What you have to do: Scan the lines below; pull out those with "annotation".

Record set:

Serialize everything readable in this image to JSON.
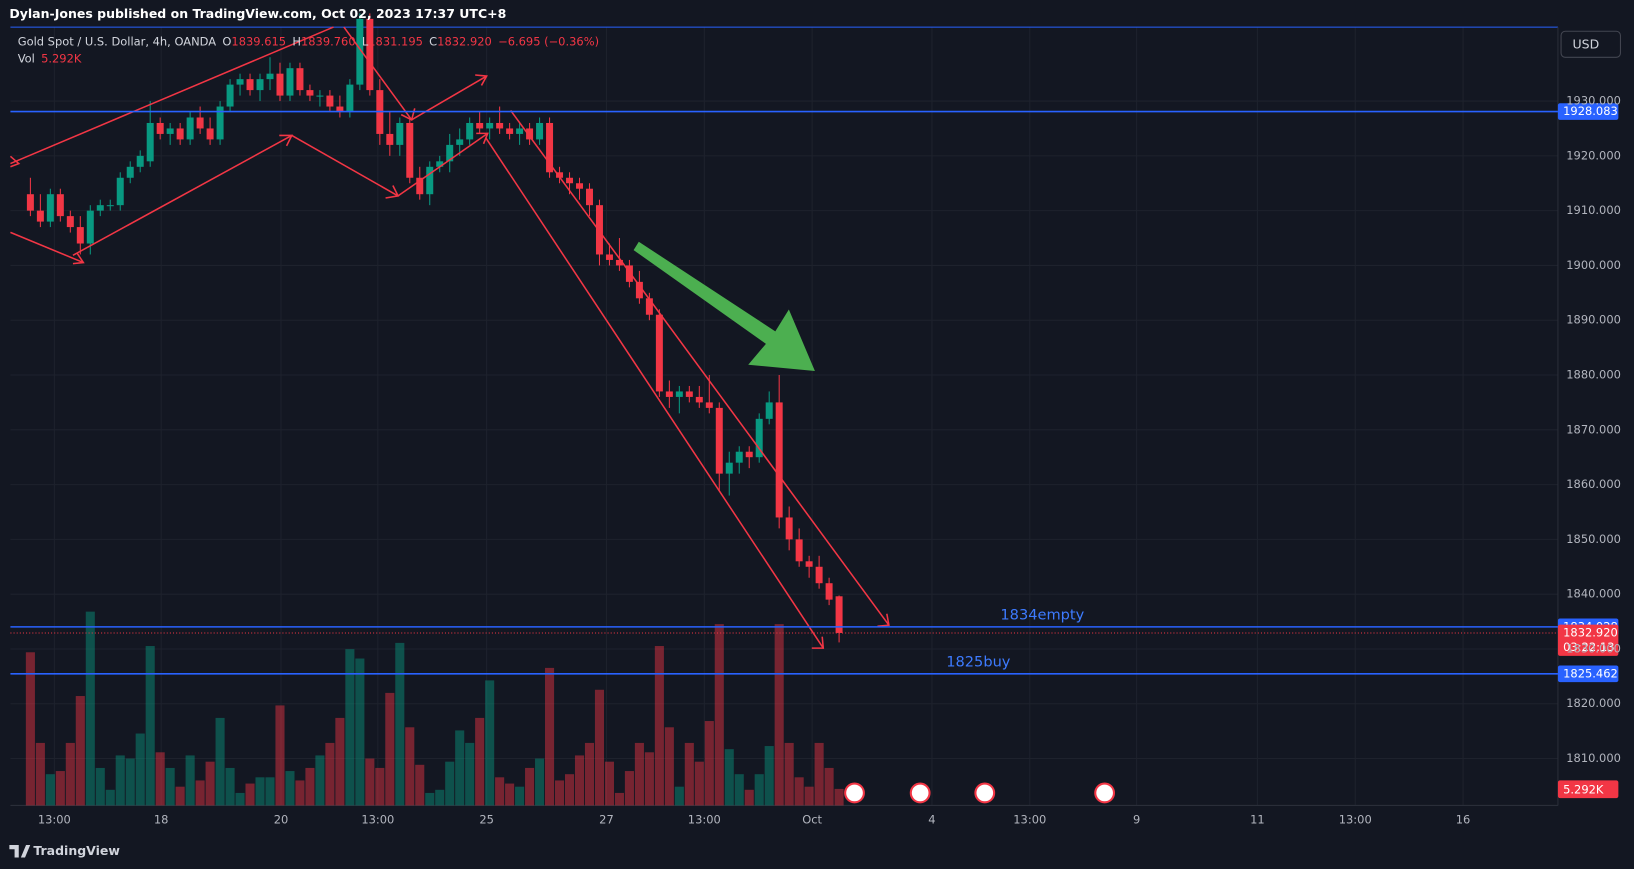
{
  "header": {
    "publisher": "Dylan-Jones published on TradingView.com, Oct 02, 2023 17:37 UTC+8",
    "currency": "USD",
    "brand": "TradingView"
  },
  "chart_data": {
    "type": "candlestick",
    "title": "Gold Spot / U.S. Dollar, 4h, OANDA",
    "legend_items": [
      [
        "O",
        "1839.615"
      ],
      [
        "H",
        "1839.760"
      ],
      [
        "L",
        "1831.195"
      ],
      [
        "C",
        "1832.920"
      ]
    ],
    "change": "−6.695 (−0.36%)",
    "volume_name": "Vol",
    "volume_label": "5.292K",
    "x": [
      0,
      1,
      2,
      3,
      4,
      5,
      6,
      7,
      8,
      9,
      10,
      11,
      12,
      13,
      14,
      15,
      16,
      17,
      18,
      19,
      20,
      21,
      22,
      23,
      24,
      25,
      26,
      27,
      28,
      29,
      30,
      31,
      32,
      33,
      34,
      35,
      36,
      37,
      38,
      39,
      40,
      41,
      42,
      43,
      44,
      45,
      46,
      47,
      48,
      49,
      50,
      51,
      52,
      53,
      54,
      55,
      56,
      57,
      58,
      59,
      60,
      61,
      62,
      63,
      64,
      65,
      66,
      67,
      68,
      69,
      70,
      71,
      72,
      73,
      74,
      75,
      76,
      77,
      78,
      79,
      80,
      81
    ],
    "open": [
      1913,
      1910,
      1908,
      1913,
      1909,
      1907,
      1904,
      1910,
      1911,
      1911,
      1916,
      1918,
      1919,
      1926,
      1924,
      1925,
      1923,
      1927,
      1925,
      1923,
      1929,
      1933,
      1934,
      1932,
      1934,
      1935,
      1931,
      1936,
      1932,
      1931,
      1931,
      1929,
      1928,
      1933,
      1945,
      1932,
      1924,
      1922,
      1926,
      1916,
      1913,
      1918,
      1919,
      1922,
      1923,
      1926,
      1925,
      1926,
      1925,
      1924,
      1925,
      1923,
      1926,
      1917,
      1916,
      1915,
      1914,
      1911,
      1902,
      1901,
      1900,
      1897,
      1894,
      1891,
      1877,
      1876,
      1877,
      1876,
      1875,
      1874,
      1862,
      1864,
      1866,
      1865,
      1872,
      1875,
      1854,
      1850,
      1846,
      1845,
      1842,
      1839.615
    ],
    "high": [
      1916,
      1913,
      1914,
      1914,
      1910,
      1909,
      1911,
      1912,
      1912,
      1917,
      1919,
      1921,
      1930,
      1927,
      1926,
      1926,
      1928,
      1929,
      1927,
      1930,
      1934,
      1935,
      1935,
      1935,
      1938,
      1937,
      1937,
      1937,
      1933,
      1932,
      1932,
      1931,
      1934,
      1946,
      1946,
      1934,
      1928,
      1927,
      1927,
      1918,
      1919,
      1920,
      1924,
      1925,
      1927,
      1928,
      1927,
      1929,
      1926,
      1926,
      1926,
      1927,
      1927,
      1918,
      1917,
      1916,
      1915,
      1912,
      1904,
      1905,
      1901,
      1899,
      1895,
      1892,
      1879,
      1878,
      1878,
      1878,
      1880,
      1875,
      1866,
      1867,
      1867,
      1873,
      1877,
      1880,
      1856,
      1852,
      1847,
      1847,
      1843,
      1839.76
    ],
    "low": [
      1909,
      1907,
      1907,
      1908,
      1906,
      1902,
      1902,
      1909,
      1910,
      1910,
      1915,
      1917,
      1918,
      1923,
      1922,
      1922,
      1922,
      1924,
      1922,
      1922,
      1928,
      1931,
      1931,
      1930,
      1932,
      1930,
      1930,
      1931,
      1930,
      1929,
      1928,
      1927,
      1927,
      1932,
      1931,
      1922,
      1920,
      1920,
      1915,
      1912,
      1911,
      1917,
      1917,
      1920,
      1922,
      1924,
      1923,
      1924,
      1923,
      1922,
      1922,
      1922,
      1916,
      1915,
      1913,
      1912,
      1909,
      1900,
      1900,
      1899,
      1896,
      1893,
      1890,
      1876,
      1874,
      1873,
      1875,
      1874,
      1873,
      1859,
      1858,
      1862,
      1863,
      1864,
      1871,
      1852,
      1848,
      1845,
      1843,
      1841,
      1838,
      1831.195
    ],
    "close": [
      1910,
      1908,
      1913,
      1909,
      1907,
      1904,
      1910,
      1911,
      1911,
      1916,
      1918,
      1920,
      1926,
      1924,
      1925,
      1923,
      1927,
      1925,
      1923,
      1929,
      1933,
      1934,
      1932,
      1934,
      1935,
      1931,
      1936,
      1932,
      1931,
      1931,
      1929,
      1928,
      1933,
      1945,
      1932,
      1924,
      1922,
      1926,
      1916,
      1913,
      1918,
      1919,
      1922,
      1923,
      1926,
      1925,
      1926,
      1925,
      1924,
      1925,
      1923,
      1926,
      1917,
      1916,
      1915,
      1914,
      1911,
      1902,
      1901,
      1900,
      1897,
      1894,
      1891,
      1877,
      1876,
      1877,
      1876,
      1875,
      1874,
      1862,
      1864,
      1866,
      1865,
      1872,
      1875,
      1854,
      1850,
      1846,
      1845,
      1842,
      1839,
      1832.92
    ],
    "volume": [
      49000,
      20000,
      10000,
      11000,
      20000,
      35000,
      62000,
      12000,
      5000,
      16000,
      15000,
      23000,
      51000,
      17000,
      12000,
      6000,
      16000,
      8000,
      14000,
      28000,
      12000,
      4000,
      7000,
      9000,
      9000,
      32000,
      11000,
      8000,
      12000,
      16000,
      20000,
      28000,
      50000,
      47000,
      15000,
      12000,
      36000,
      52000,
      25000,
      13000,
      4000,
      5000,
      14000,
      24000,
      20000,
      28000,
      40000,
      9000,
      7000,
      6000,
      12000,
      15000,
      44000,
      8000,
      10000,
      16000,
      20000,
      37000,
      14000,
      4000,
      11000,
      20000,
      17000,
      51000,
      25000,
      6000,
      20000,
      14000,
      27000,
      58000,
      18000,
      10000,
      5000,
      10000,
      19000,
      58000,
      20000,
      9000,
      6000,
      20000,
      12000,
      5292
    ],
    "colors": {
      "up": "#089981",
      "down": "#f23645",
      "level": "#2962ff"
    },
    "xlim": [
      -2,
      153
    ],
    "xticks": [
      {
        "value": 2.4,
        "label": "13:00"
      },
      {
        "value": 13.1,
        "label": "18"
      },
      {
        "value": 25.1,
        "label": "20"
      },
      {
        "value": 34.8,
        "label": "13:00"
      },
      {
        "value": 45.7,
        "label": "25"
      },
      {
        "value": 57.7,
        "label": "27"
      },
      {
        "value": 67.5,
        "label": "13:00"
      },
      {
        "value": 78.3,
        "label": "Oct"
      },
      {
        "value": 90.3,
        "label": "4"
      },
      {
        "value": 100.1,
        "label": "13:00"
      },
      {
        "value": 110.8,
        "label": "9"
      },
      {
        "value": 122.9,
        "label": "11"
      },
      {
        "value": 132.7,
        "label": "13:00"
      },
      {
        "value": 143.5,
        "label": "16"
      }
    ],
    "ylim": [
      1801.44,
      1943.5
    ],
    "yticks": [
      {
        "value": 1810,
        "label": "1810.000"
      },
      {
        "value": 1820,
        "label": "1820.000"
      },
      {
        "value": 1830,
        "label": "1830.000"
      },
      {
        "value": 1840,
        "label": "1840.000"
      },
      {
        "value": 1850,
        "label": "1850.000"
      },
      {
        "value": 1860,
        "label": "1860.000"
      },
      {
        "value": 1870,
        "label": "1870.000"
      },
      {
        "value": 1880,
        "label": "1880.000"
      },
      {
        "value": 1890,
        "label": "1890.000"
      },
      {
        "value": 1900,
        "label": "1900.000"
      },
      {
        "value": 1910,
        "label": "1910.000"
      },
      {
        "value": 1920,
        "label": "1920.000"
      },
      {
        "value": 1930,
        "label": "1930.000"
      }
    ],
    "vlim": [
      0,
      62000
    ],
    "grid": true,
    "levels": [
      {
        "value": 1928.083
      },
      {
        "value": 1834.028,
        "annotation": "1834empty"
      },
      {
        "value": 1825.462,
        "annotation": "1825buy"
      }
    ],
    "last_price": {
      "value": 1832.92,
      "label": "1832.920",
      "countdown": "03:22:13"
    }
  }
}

Task solution:
        "annotation": "1834empty"
        "annotation": "1825buy"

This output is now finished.